**PROBLEM DETAILS:** Every entry that follows should be reproduced exactly.

start

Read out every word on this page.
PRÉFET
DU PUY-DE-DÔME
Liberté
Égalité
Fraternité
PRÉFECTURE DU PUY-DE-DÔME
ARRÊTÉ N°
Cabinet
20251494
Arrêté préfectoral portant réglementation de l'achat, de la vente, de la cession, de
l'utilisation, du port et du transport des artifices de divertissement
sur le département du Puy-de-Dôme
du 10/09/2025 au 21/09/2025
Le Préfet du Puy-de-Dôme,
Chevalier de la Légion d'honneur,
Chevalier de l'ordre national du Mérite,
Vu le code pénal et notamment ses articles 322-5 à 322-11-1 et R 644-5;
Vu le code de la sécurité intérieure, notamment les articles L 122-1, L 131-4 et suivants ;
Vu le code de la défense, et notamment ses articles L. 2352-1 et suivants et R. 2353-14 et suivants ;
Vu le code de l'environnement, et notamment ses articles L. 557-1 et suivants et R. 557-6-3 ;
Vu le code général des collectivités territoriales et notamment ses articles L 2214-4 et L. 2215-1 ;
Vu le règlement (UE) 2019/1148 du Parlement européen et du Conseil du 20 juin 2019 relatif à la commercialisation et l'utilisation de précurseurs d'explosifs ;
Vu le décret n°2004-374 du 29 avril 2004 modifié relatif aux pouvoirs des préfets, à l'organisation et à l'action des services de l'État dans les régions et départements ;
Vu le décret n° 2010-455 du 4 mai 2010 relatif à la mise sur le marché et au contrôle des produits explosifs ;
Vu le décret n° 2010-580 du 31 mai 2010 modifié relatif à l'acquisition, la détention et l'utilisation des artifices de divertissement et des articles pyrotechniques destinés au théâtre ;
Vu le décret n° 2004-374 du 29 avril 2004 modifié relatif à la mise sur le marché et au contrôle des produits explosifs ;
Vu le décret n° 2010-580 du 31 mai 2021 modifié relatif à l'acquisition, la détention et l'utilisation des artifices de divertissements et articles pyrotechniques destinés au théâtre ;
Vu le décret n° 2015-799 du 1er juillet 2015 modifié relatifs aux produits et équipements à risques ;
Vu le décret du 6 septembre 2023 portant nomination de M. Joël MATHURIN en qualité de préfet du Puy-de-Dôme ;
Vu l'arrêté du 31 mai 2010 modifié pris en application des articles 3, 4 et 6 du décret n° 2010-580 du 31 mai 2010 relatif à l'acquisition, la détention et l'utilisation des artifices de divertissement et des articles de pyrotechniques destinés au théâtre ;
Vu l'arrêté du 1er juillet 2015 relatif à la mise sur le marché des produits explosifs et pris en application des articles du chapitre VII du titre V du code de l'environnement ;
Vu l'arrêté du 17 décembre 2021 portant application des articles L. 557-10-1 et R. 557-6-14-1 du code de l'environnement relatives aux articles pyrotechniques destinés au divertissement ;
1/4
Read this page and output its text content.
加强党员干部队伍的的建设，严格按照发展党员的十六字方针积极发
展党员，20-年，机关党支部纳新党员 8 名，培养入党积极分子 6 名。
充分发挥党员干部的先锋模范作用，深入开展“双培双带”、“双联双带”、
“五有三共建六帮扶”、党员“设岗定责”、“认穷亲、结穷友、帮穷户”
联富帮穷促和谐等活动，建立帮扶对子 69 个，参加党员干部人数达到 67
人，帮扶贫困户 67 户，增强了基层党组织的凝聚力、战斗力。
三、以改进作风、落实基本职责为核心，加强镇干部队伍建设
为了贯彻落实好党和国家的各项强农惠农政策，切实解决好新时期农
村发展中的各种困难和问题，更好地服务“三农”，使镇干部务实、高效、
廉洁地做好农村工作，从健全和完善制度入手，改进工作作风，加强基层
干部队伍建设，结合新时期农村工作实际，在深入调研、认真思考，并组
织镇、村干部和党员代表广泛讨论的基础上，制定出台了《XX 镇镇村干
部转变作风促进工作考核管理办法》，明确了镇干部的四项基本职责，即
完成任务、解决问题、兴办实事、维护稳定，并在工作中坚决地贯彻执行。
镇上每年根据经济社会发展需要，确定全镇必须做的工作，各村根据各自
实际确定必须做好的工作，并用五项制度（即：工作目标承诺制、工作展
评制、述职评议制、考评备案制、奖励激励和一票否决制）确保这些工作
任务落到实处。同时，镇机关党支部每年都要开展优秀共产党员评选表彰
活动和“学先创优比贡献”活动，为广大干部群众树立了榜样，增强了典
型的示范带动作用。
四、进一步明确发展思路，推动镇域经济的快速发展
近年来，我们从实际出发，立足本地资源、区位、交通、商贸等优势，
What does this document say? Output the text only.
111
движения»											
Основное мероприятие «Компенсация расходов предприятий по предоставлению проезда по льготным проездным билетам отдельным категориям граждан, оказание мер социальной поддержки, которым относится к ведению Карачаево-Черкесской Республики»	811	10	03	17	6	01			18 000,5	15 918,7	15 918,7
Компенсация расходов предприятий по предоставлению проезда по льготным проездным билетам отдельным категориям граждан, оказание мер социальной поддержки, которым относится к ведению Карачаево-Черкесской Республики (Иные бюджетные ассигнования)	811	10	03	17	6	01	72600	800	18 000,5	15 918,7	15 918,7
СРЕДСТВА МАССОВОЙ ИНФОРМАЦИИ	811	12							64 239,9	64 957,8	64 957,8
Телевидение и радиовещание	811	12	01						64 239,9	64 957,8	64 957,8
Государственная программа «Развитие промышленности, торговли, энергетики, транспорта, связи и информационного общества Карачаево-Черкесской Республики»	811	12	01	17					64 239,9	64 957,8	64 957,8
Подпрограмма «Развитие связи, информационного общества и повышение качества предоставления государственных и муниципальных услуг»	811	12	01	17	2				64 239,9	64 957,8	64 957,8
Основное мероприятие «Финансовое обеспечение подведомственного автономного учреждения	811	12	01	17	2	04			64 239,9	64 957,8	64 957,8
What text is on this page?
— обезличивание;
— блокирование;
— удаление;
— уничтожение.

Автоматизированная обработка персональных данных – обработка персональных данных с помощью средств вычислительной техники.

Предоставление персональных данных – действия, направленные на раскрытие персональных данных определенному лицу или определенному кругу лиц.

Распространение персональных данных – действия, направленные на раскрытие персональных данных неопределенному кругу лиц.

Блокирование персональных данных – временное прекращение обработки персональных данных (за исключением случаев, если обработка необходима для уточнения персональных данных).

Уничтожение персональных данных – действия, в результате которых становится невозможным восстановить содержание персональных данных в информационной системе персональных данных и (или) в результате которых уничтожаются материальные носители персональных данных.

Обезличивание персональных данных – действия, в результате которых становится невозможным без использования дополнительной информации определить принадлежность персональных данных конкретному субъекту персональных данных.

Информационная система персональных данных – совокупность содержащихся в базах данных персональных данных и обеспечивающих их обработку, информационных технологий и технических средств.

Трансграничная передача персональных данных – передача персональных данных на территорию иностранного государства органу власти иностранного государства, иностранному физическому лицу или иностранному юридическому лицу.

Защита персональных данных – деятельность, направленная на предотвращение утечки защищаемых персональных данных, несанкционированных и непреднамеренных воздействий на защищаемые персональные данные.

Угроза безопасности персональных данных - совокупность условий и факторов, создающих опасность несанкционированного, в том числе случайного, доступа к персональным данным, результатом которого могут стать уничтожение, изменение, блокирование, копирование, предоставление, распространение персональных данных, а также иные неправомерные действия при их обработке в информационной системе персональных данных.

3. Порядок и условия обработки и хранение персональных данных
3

end

**FINAL RESULT:**
Read out every word on this page.
PRÉFET
DU PUY-DE-DÔME
Liberté
Égalité
Fraternité
PRÉFECTURE DU PUY-DE-DÔME
ARRÊTÉ N°
Cabinet
20251494
Arrêté préfectoral portant réglementation de l'achat, de la vente, de la cession, de
l'utilisation, du port et du transport des artifices de divertissement
sur le département du Puy-de-Dôme
du 10/09/2025 au 21/09/2025
Le Préfet du Puy-de-Dôme,
Chevalier de la Légion d'honneur,
Chevalier de l'ordre national du Mérite,
Vu le code pénal et notamment ses articles 322-5 à 322-11-1 et R 644-5;
Vu le code de la sécurité intérieure, notamment les articles L 122-1, L 131-4 et suivants ;
Vu le code de la défense, et notamment ses articles L. 2352-1 et suivants et R. 2353-14 et suivants ;
Vu le code de l'environnement, et notamment ses articles L. 557-1 et suivants et R. 557-6-3 ;
Vu le code général des collectivités territoriales et notamment ses articles L 2214-4 et L. 2215-1 ;
Vu le règlement (UE) 2019/1148 du Parlement européen et du Conseil du 20 juin 2019 relatif à la commercialisation et l'utilisation de précurseurs d'explosifs ;
Vu le décret n°2004-374 du 29 avril 2004 modifié relatif aux pouvoirs des préfets, à l'organisation et à l'action des services de l'État dans les régions et départements ;
Vu le décret n° 2010-455 du 4 mai 2010 relatif à la mise sur le marché et au contrôle des produits explosifs ;
Vu le décret n° 2010-580 du 31 mai 2010 modifié relatif à l'acquisition, la détention et l'utilisation des artifices de divertissement et des articles pyrotechniques destinés au théâtre ;
Vu le décret n° 2004-374 du 29 avril 2004 modifié relatif à la mise sur le marché et au contrôle des produits explosifs ;
Vu le décret n° 2010-580 du 31 mai 2021 modifié relatif à l'acquisition, la détention et l'utilisation des artifices de divertissements et articles pyrotechniques destinés au théâtre ;
Vu le décret n° 2015-799 du 1er juillet 2015 modifié relatifs aux produits et équipements à risques ;
Vu le décret du 6 septembre 2023 portant nomination de M. Joël MATHURIN en qualité de préfet du Puy-de-Dôme ;
Vu l'arrêté du 31 mai 2010 modifié pris en application des articles 3, 4 et 6 du décret n° 2010-580 du 31 mai 2010 relatif à l'acquisition, la détention et l'utilisation des artifices de divertissement et des articles de pyrotechniques destinés au théâtre ;
Vu l'arrêté du 1er juillet 2015 relatif à la mise sur le marché des produits explosifs et pris en application des articles du chapitre VII du titre V du code de l'environnement ;
Vu l'arrêté du 17 décembre 2021 portant application des articles L. 557-10-1 et R. 557-6-14-1 du code de l'environnement relatives aux articles pyrotechniques destinés au divertissement ;
1/4
Read this page and output its text content.
加强党员干部队伍的的建设，严格按照发展党员的十六字方针积极发
展党员，20-年，机关党支部纳新党员 8 名，培养入党积极分子 6 名。
充分发挥党员干部的先锋模范作用，深入开展“双培双带”、“双联双带”、
“五有三共建六帮扶”、党员“设岗定责”、“认穷亲、结穷友、帮穷户”
联富帮穷促和谐等活动，建立帮扶对子 69 个，参加党员干部人数达到 67
人，帮扶贫困户 67 户，增强了基层党组织的凝聚力、战斗力。
三、以改进作风、落实基本职责为核心，加强镇干部队伍建设
为了贯彻落实好党和国家的各项强农惠农政策，切实解决好新时期农
村发展中的各种困难和问题，更好地服务“三农”，使镇干部务实、高效、
廉洁地做好农村工作，从健全和完善制度入手，改进工作作风，加强基层
干部队伍建设，结合新时期农村工作实际，在深入调研、认真思考，并组
织镇、村干部和党员代表广泛讨论的基础上，制定出台了《XX 镇镇村干
部转变作风促进工作考核管理办法》，明确了镇干部的四项基本职责，即
完成任务、解决问题、兴办实事、维护稳定，并在工作中坚决地贯彻执行。
镇上每年根据经济社会发展需要，确定全镇必须做的工作，各村根据各自
实际确定必须做好的工作，并用五项制度（即：工作目标承诺制、工作展
评制、述职评议制、考评备案制、奖励激励和一票否决制）确保这些工作
任务落到实处。同时，镇机关党支部每年都要开展优秀共产党员评选表彰
活动和“学先创优比贡献”活动，为广大干部群众树立了榜样，增强了典
型的示范带动作用。
四、进一步明确发展思路，推动镇域经济的快速发展
近年来，我们从实际出发，立足本地资源、区位、交通、商贸等优势，
What does this document say? Output the text only.
111
движения»											
Основное мероприятие «Компенсация расходов предприятий по предоставлению проезда по льготным проездным билетам отдельным категориям граждан, оказание мер социальной поддержки, которым относится к ведению Карачаево-Черкесской Республики»	811	10	03	17	6	01			18 000,5	15 918,7	15 918,7
Компенсация расходов предприятий по предоставлению проезда по льготным проездным билетам отдельным категориям граждан, оказание мер социальной поддержки, которым относится к ведению Карачаево-Черкесской Республики (Иные бюджетные ассигнования)	811	10	03	17	6	01	72600	800	18 000,5	15 918,7	15 918,7
СРЕДСТВА МАССОВОЙ ИНФОРМАЦИИ	811	12							64 239,9	64 957,8	64 957,8
Телевидение и радиовещание	811	12	01						64 239,9	64 957,8	64 957,8
Государственная программа «Развитие промышленности, торговли, энергетики, транспорта, связи и информационного общества Карачаево-Черкесской Республики»	811	12	01	17					64 239,9	64 957,8	64 957,8
Подпрограмма «Развитие связи, информационного общества и повышение качества предоставления государственных и муниципальных услуг»	811	12	01	17	2				64 239,9	64 957,8	64 957,8
Основное мероприятие «Финансовое обеспечение подведомственного автономного учреждения	811	12	01	17	2	04			64 239,9	64 957,8	64 957,8
What text is on this page?
— обезличивание;
— блокирование;
— удаление;
— уничтожение.

Автоматизированная обработка персональных данных – обработка персональных данных с помощью средств вычислительной техники.

Предоставление персональных данных – действия, направленные на раскрытие персональных данных определенному лицу или определенному кругу лиц.

Распространение персональных данных – действия, направленные на раскрытие персональных данных неопределенному кругу лиц.

Блокирование персональных данных – временное прекращение обработки персональных данных (за исключением случаев, если обработка необходима для уточнения персональных данных).

Уничтожение персональных данных – действия, в результате которых становится невозможным восстановить содержание персональных данных в информационной системе персональных данных и (или) в результате которых уничтожаются материальные носители персональных данных.

Обезличивание персональных данных – действия, в результате которых становится невозможным без использования дополнительной информации определить принадлежность персональных данных конкретному субъекту персональных данных.

Информационная система персональных данных – совокупность содержащихся в базах данных персональных данных и обеспечивающих их обработку, информационных технологий и технических средств.

Трансграничная передача персональных данных – передача персональных данных на территорию иностранного государства органу власти иностранного государства, иностранному физическому лицу или иностранному юридическому лицу.

Защита персональных данных – деятельность, направленная на предотвращение утечки защищаемых персональных данных, несанкционированных и непреднамеренных воздействий на защищаемые персональные данные.

Угроза безопасности персональных данных - совокупность условий и факторов, создающих опасность несанкционированного, в том числе случайного, доступа к персональным данным, результатом которого могут стать уничтожение, изменение, блокирование, копирование, предоставление, распространение персональных данных, а также иные неправомерные действия при их обработке в информационной системе персональных данных.

3. Порядок и условия обработки и хранение персональных данных
3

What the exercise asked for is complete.